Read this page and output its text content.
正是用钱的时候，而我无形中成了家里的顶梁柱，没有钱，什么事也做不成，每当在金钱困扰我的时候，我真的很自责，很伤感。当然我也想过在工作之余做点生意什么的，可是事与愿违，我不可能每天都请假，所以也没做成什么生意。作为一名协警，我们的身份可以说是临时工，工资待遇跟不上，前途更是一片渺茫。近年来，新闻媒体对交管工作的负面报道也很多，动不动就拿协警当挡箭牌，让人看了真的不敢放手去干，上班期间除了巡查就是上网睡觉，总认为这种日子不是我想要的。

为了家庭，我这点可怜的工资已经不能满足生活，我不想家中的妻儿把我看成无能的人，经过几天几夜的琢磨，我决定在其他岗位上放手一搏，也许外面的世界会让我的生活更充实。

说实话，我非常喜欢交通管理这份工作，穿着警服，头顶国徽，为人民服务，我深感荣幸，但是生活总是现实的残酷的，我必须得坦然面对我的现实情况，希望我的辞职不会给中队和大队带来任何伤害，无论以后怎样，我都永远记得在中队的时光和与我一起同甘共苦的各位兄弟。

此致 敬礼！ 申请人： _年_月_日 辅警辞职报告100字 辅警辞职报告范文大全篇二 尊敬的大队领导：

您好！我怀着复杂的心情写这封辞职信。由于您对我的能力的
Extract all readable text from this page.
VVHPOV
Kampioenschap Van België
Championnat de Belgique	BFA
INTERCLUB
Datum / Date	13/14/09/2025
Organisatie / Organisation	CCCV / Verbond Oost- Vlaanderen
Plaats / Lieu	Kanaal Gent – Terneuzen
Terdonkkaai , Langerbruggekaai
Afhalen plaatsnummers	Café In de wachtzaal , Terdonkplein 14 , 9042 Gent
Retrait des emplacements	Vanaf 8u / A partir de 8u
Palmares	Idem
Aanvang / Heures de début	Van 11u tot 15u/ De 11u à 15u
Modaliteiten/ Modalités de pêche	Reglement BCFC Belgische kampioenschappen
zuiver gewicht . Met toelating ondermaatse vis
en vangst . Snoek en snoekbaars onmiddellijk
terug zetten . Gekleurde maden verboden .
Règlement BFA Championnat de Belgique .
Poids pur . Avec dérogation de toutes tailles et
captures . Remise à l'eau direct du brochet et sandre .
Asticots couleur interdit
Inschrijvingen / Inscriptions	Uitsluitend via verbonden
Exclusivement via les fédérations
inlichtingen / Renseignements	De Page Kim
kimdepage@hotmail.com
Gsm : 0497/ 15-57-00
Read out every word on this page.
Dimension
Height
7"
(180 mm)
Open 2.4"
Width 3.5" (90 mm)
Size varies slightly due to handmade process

- **What is asked**:
Pull out all lines from the entries above in which the word "Belgique" appears.

- **Solution for this problem**:
Championnat de Belgique	BFA
Règlement BFA Championnat de Belgique .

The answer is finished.